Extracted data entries
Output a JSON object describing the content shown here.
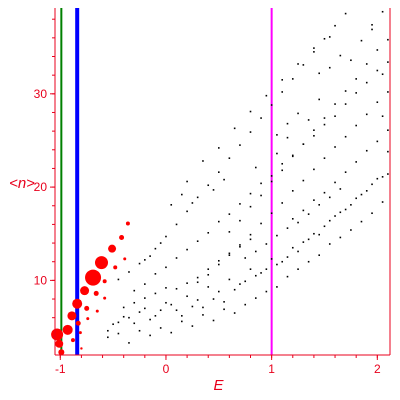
{
  "chart_data": {
    "type": "scatter",
    "title": "",
    "xlabel": "E",
    "ylabel": "<n>",
    "xlim": [
      -1.05,
      2.12
    ],
    "ylim": [
      2.0,
      39.2
    ],
    "grid": false,
    "legend": "none",
    "x_ticks": [
      {
        "value": -1,
        "label": "-1"
      },
      {
        "value": 0,
        "label": "0"
      },
      {
        "value": 1,
        "label": "1"
      },
      {
        "value": 2,
        "label": "2"
      }
    ],
    "y_ticks": [
      {
        "value": 10,
        "label": "10"
      },
      {
        "value": 20,
        "label": "20"
      },
      {
        "value": 30,
        "label": "30"
      }
    ],
    "vertical_lines": [
      {
        "x": -0.99,
        "color": "#008000",
        "weight": "thin"
      },
      {
        "x": -0.84,
        "color": "#0000ff",
        "weight": "thick"
      },
      {
        "x": 1.0,
        "color": "#ff00ff",
        "weight": "medium"
      }
    ],
    "series": [
      {
        "color": "#ff0000",
        "marker": "red circles sized by weight",
        "points": [
          {
            "x": -1.01,
            "y": 3.2,
            "size": 4
          },
          {
            "x": -1.03,
            "y": 4.2,
            "size": 6
          },
          {
            "x": -0.99,
            "y": 2.3,
            "size": 3
          },
          {
            "x": -0.93,
            "y": 4.7,
            "size": 5
          },
          {
            "x": -0.89,
            "y": 6.2,
            "size": 4.5
          },
          {
            "x": -0.84,
            "y": 7.5,
            "size": 5
          },
          {
            "x": -0.77,
            "y": 8.9,
            "size": 4.5
          },
          {
            "x": -0.69,
            "y": 10.3,
            "size": 8
          },
          {
            "x": -0.61,
            "y": 11.9,
            "size": 6.5
          },
          {
            "x": -0.51,
            "y": 13.4,
            "size": 4
          },
          {
            "x": -0.42,
            "y": 14.6,
            "size": 2.5
          },
          {
            "x": -0.36,
            "y": 16.1,
            "size": 2
          },
          {
            "x": -0.83,
            "y": 5.4,
            "size": 2.5
          },
          {
            "x": -0.75,
            "y": 7.0,
            "size": 2.5
          },
          {
            "x": -0.66,
            "y": 8.6,
            "size": 2.5
          },
          {
            "x": -0.58,
            "y": 9.9,
            "size": 2
          },
          {
            "x": -0.48,
            "y": 11.4,
            "size": 2
          },
          {
            "x": -0.39,
            "y": 12.3,
            "size": 1.5
          },
          {
            "x": -0.88,
            "y": 3.6,
            "size": 2
          },
          {
            "x": -0.81,
            "y": 4.4,
            "size": 1.5
          },
          {
            "x": -0.74,
            "y": 5.9,
            "size": 1.5
          },
          {
            "x": -0.65,
            "y": 6.7,
            "size": 1.5
          },
          {
            "x": -0.58,
            "y": 8.1,
            "size": 1.5
          },
          {
            "x": -0.8,
            "y": 2.7,
            "size": 1.2
          }
        ]
      },
      {
        "color": "#000000",
        "marker": "dot",
        "points": [
          [
            -0.55,
            3.9
          ],
          [
            -0.45,
            4.3
          ],
          [
            -0.35,
            3.3
          ],
          [
            -0.25,
            4.6
          ],
          [
            -0.15,
            4.1
          ],
          [
            -0.05,
            4.9
          ],
          [
            0.05,
            4.4
          ],
          [
            0.15,
            5.6
          ],
          [
            0.25,
            5.1
          ],
          [
            0.35,
            6.3
          ],
          [
            0.45,
            5.7
          ],
          [
            0.55,
            6.9
          ],
          [
            0.65,
            6.5
          ],
          [
            0.75,
            7.4
          ],
          [
            0.85,
            8.1
          ],
          [
            0.95,
            8.8
          ],
          [
            1.05,
            9.3
          ],
          [
            1.15,
            10.4
          ],
          [
            1.25,
            11.2
          ],
          [
            1.35,
            12.0
          ],
          [
            1.45,
            12.7
          ],
          [
            1.55,
            13.9
          ],
          [
            1.65,
            14.6
          ],
          [
            1.75,
            15.4
          ],
          [
            1.85,
            16.3
          ],
          [
            1.95,
            17.2
          ],
          [
            2.05,
            18.4
          ],
          [
            -0.5,
            5.3
          ],
          [
            -0.4,
            6.1
          ],
          [
            -0.3,
            5.4
          ],
          [
            -0.2,
            7.0
          ],
          [
            -0.1,
            6.2
          ],
          [
            0.0,
            7.6
          ],
          [
            0.1,
            6.8
          ],
          [
            0.2,
            8.3
          ],
          [
            0.3,
            7.9
          ],
          [
            0.4,
            9.3
          ],
          [
            0.5,
            8.8
          ],
          [
            0.6,
            10.1
          ],
          [
            0.7,
            9.6
          ],
          [
            0.8,
            11.2
          ],
          [
            0.9,
            10.8
          ],
          [
            1.0,
            12.3
          ],
          [
            1.1,
            12.0
          ],
          [
            1.2,
            13.5
          ],
          [
            1.3,
            14.1
          ],
          [
            1.4,
            15.0
          ],
          [
            1.5,
            15.8
          ],
          [
            1.6,
            16.9
          ],
          [
            1.7,
            17.6
          ],
          [
            1.8,
            18.8
          ],
          [
            1.9,
            19.6
          ],
          [
            2.0,
            20.9
          ],
          [
            2.1,
            21.4
          ],
          [
            -0.3,
            8.9
          ],
          [
            -0.2,
            9.6
          ],
          [
            -0.1,
            10.7
          ],
          [
            0.0,
            11.4
          ],
          [
            0.1,
            12.4
          ],
          [
            0.2,
            13.3
          ],
          [
            0.3,
            14.2
          ],
          [
            0.4,
            15.1
          ],
          [
            0.5,
            16.3
          ],
          [
            0.6,
            17.1
          ],
          [
            0.7,
            18.2
          ],
          [
            0.8,
            19.3
          ],
          [
            0.9,
            20.4
          ],
          [
            1.0,
            21.2
          ],
          [
            1.1,
            22.5
          ],
          [
            1.2,
            23.4
          ],
          [
            1.3,
            24.6
          ],
          [
            1.4,
            25.5
          ],
          [
            1.5,
            26.7
          ],
          [
            1.6,
            27.6
          ],
          [
            1.7,
            28.9
          ],
          [
            1.8,
            30.1
          ],
          [
            1.9,
            31.2
          ],
          [
            2.0,
            32.5
          ],
          [
            2.1,
            33.4
          ],
          [
            -0.2,
            12.2
          ],
          [
            -0.1,
            13.4
          ],
          [
            0.0,
            14.7
          ],
          [
            0.1,
            16.0
          ],
          [
            0.2,
            17.4
          ],
          [
            0.3,
            18.9
          ],
          [
            0.4,
            20.2
          ],
          [
            0.5,
            21.6
          ],
          [
            0.6,
            23.1
          ],
          [
            0.7,
            24.5
          ],
          [
            0.8,
            25.9
          ],
          [
            0.9,
            27.4
          ],
          [
            1.0,
            28.8
          ],
          [
            1.1,
            30.2
          ],
          [
            1.2,
            31.6
          ],
          [
            1.3,
            33.1
          ],
          [
            1.4,
            34.5
          ],
          [
            1.5,
            35.9
          ],
          [
            1.6,
            37.3
          ],
          [
            1.7,
            38.6
          ],
          [
            0.3,
            9.8
          ],
          [
            0.4,
            10.6
          ],
          [
            0.5,
            11.7
          ],
          [
            0.6,
            12.9
          ],
          [
            0.7,
            13.8
          ],
          [
            0.8,
            14.9
          ],
          [
            0.9,
            16.1
          ],
          [
            1.0,
            17.2
          ],
          [
            1.1,
            18.3
          ],
          [
            1.2,
            19.6
          ],
          [
            1.3,
            20.7
          ],
          [
            1.4,
            21.9
          ],
          [
            1.5,
            23.1
          ],
          [
            1.6,
            24.3
          ],
          [
            1.7,
            25.4
          ],
          [
            1.8,
            26.6
          ],
          [
            1.9,
            27.8
          ],
          [
            2.0,
            29.1
          ],
          [
            2.1,
            30.2
          ],
          [
            0.6,
            15.2
          ],
          [
            0.7,
            16.4
          ],
          [
            0.8,
            17.9
          ],
          [
            0.9,
            19.1
          ],
          [
            1.0,
            20.6
          ],
          [
            1.1,
            21.8
          ],
          [
            1.2,
            23.3
          ],
          [
            1.3,
            24.6
          ],
          [
            1.4,
            26.1
          ],
          [
            1.5,
            27.4
          ],
          [
            1.6,
            28.9
          ],
          [
            1.7,
            30.3
          ],
          [
            1.8,
            31.6
          ],
          [
            1.9,
            33.2
          ],
          [
            2.0,
            34.7
          ],
          [
            2.1,
            35.8
          ],
          [
            1.2,
            16.6
          ],
          [
            1.3,
            17.5
          ],
          [
            1.4,
            18.6
          ],
          [
            1.5,
            19.4
          ],
          [
            1.6,
            20.5
          ],
          [
            1.7,
            21.6
          ],
          [
            1.8,
            22.7
          ],
          [
            1.9,
            23.9
          ],
          [
            2.0,
            24.9
          ],
          [
            2.1,
            26.1
          ],
          [
            0.75,
            12.4
          ],
          [
            0.85,
            13.1
          ],
          [
            0.95,
            13.9
          ],
          [
            1.05,
            14.8
          ],
          [
            1.15,
            15.6
          ],
          [
            1.25,
            16.2
          ],
          [
            1.35,
            17.1
          ],
          [
            1.45,
            18.1
          ],
          [
            1.55,
            18.9
          ],
          [
            1.65,
            19.8
          ],
          [
            0.1,
            9.1
          ],
          [
            0.2,
            9.7
          ],
          [
            0.3,
            10.3
          ],
          [
            0.4,
            11.2
          ],
          [
            0.5,
            12.1
          ],
          [
            0.6,
            12.7
          ],
          [
            0.7,
            13.6
          ],
          [
            0.8,
            14.4
          ],
          [
            -0.4,
            7.1
          ],
          [
            -0.3,
            7.6
          ],
          [
            -0.2,
            8.1
          ],
          [
            -0.1,
            8.6
          ],
          [
            0.0,
            9.2
          ],
          [
            -0.45,
            10.1
          ],
          [
            -0.35,
            10.9
          ],
          [
            -0.25,
            11.8
          ],
          [
            -0.15,
            12.6
          ],
          [
            -0.05,
            14.0
          ],
          [
            0.2,
            20.6
          ],
          [
            0.35,
            22.8
          ],
          [
            0.5,
            24.2
          ],
          [
            0.65,
            26.3
          ],
          [
            0.8,
            28.1
          ],
          [
            0.95,
            29.8
          ],
          [
            1.1,
            31.5
          ],
          [
            1.25,
            33.2
          ],
          [
            1.4,
            34.9
          ],
          [
            1.55,
            36.1
          ],
          [
            0.05,
            18.1
          ],
          [
            0.15,
            19.2
          ],
          [
            0.25,
            18.3
          ],
          [
            0.45,
            19.7
          ],
          [
            0.55,
            20.8
          ],
          [
            0.85,
            22.1
          ],
          [
            1.05,
            23.6
          ],
          [
            1.15,
            25.3
          ],
          [
            1.35,
            27.2
          ],
          [
            1.45,
            29.4
          ],
          [
            1.75,
            33.6
          ],
          [
            1.95,
            36.9
          ],
          [
            2.05,
            38.8
          ],
          [
            0.15,
            6.2
          ],
          [
            0.25,
            7.2
          ],
          [
            0.35,
            7.1
          ],
          [
            0.45,
            8.0
          ],
          [
            0.55,
            7.7
          ],
          [
            0.65,
            9.0
          ],
          [
            0.75,
            9.9
          ],
          [
            0.85,
            10.5
          ],
          [
            0.95,
            11.2
          ],
          [
            1.05,
            11.7
          ],
          [
            1.15,
            12.5
          ],
          [
            1.25,
            13.1
          ],
          [
            1.35,
            14.4
          ],
          [
            1.45,
            14.9
          ],
          [
            1.55,
            16.4
          ],
          [
            1.65,
            17.3
          ],
          [
            1.75,
            18.1
          ],
          [
            1.85,
            19.2
          ],
          [
            1.95,
            20.3
          ],
          [
            2.05,
            21.1
          ],
          [
            -0.55,
            4.6
          ],
          [
            -0.45,
            5.5
          ],
          [
            -0.35,
            6.0
          ],
          [
            -0.25,
            6.6
          ],
          [
            -0.15,
            5.8
          ],
          [
            -0.05,
            6.8
          ],
          [
            0.05,
            7.4
          ],
          [
            1.05,
            25.6
          ],
          [
            1.15,
            26.8
          ],
          [
            1.25,
            27.9
          ],
          [
            1.45,
            32.2
          ],
          [
            1.55,
            32.8
          ],
          [
            1.65,
            34.1
          ],
          [
            1.85,
            35.7
          ],
          [
            1.95,
            37.4
          ],
          [
            2.05,
            32.1
          ],
          [
            2.05,
            27.6
          ],
          [
            2.1,
            23.8
          ]
        ]
      }
    ]
  }
}
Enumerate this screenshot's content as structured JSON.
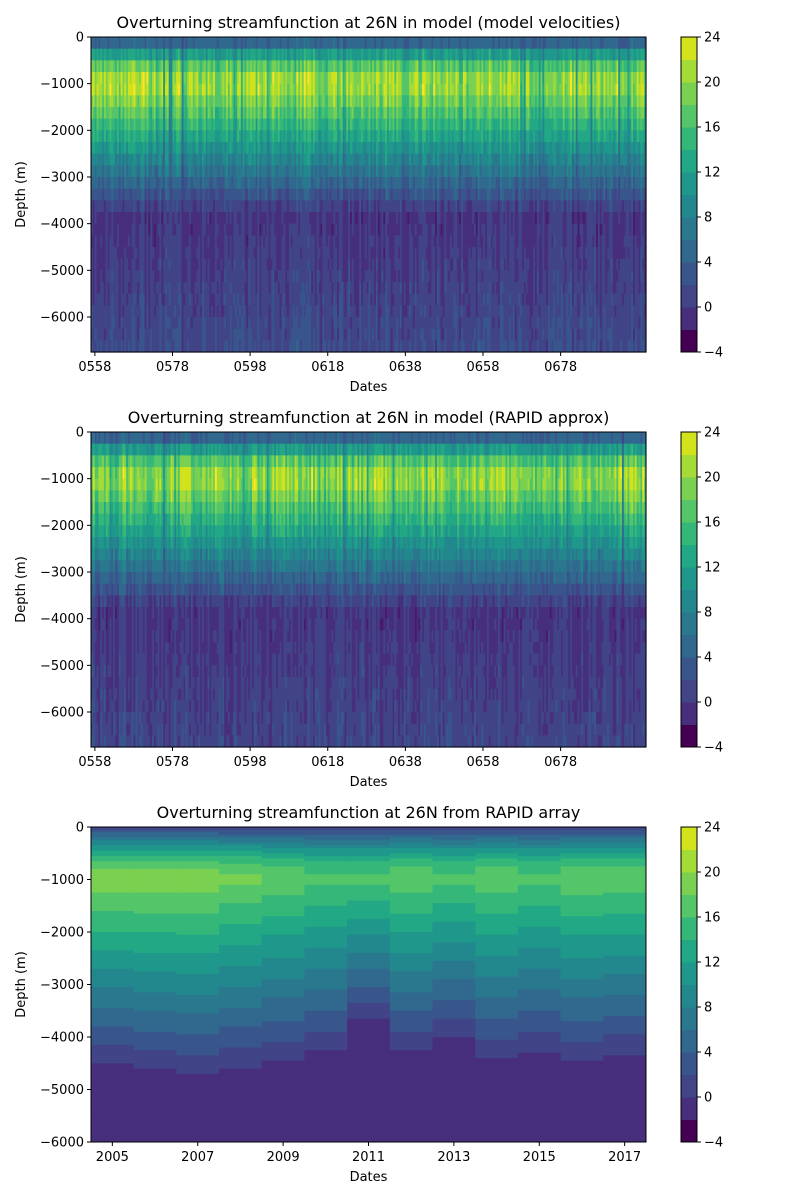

#### [Problem statement]
Report the count of lines in the entries that contain the string "marker", and nothing besides it.

#### [Written answer]
2